***** Input material

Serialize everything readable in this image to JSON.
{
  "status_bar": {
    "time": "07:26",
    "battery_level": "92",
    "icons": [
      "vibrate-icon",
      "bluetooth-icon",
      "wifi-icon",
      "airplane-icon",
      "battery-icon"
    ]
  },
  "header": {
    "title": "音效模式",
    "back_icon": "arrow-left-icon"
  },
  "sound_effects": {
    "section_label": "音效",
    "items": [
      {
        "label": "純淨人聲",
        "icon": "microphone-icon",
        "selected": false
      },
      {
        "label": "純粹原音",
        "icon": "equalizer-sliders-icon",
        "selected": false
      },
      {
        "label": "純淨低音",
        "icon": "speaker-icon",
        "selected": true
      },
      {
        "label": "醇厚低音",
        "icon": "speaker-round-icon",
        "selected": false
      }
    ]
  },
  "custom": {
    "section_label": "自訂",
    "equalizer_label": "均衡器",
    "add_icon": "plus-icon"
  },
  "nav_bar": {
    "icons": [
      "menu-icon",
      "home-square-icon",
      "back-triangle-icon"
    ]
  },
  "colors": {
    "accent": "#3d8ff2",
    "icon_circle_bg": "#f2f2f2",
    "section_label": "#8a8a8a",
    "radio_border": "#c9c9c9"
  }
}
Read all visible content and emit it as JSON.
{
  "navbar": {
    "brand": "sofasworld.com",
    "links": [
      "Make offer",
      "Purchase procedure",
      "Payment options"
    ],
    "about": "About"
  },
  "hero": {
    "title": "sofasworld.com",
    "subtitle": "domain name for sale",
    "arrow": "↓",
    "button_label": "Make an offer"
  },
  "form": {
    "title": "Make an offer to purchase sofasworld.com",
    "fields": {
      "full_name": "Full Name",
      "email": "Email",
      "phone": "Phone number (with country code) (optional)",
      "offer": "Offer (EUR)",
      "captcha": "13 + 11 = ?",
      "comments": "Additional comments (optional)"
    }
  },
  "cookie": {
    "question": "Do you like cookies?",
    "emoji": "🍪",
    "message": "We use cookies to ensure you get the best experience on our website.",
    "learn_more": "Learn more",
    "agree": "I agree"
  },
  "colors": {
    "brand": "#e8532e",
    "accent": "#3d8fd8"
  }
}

**********

**Exercise instructions:** Pull out every line containing "Make".

**The output:**
      "Make offer",
    "button_label": "Make an offer"
    "title": "Make an offer to purchase sofasworld.com",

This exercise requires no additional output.